Return each line that holds the word "szerint".
* start *
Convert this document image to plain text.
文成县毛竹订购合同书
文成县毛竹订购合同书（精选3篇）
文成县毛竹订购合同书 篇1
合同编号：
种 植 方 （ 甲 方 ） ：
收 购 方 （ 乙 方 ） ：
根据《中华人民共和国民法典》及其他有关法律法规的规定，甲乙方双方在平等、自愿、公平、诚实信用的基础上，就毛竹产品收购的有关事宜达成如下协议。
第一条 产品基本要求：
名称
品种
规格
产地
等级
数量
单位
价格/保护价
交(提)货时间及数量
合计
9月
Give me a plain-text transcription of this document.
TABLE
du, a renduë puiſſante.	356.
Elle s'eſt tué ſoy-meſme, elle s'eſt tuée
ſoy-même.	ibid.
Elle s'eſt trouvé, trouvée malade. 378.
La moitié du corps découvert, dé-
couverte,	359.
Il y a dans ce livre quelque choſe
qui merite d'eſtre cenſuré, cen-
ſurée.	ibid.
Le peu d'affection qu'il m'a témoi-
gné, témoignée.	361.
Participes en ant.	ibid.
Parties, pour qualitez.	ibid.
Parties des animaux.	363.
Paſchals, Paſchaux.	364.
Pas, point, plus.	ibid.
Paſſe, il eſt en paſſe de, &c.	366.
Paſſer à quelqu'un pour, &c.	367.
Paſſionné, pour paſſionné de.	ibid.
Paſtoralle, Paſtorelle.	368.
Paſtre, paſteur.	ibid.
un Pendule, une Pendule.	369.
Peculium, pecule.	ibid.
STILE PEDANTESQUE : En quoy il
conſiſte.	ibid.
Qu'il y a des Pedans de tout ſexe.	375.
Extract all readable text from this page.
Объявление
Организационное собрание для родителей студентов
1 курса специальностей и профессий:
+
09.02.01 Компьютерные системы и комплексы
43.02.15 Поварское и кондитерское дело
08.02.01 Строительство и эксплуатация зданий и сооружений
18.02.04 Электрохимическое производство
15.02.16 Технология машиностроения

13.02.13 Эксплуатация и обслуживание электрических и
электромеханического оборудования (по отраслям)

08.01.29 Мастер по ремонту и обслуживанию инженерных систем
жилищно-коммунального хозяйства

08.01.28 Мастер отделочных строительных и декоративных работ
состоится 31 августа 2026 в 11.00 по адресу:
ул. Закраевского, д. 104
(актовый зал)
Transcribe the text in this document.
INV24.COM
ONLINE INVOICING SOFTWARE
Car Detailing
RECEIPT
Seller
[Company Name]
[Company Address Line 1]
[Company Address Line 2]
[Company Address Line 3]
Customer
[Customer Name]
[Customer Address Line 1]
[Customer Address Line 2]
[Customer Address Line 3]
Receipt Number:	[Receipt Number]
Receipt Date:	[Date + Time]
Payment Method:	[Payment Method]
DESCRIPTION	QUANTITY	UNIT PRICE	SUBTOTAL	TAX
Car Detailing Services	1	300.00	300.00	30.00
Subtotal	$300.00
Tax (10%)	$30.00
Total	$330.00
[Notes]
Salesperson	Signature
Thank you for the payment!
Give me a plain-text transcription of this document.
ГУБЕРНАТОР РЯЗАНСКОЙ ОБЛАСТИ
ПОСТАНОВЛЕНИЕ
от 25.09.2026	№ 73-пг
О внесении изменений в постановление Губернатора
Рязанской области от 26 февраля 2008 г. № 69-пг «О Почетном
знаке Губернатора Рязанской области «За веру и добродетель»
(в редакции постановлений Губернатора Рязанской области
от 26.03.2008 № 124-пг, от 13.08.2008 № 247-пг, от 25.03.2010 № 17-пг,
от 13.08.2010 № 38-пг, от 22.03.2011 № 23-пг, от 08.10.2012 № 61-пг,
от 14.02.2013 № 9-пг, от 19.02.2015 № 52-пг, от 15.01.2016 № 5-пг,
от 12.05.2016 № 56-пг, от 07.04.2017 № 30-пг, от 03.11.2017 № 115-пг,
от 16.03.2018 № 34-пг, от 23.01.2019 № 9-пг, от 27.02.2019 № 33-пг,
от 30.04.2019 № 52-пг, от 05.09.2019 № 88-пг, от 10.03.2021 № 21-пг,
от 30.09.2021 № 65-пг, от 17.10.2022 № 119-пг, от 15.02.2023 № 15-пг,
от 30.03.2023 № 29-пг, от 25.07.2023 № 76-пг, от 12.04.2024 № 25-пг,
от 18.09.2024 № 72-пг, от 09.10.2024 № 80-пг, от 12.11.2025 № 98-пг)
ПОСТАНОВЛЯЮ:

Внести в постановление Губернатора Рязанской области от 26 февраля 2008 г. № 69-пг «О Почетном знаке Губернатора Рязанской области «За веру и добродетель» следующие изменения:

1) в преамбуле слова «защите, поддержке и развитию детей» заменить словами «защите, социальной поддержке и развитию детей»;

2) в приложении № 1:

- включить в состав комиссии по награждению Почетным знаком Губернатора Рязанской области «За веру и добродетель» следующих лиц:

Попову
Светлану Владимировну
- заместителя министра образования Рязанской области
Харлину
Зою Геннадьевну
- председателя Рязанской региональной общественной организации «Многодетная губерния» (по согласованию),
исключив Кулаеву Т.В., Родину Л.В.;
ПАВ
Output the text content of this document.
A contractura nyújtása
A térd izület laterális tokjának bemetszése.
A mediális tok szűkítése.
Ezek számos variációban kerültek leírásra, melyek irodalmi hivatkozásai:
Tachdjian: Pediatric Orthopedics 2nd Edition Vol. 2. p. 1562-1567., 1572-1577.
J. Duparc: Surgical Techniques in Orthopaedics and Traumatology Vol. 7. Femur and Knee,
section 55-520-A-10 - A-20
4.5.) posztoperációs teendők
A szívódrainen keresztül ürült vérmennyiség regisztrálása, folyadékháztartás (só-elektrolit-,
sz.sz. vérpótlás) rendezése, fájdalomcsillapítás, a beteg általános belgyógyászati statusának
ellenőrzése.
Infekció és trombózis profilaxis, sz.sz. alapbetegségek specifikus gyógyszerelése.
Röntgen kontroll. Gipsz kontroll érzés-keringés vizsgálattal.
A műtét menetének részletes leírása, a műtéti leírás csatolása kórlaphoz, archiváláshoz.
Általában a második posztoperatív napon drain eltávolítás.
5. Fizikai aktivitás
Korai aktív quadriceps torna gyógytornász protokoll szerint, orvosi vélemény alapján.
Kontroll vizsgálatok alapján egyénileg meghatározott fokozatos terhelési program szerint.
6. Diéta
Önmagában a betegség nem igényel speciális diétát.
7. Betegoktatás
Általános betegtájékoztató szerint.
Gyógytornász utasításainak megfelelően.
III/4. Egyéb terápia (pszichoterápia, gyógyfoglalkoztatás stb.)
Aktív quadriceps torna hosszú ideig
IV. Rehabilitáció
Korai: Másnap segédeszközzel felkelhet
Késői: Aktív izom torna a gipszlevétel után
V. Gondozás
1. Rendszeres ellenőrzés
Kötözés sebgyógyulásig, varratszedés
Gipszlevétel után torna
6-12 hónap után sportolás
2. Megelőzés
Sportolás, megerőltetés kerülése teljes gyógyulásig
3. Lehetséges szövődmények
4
* end *
SOLUTION BELOW
Korai aktív quadriceps torna gyógytornász protokoll szerint, orvosi vélemény alapján.
Kontroll vizsgálatok alapján egyénileg meghatározott fokozatos terhelési program szerint.
Általános betegtájékoztató szerint.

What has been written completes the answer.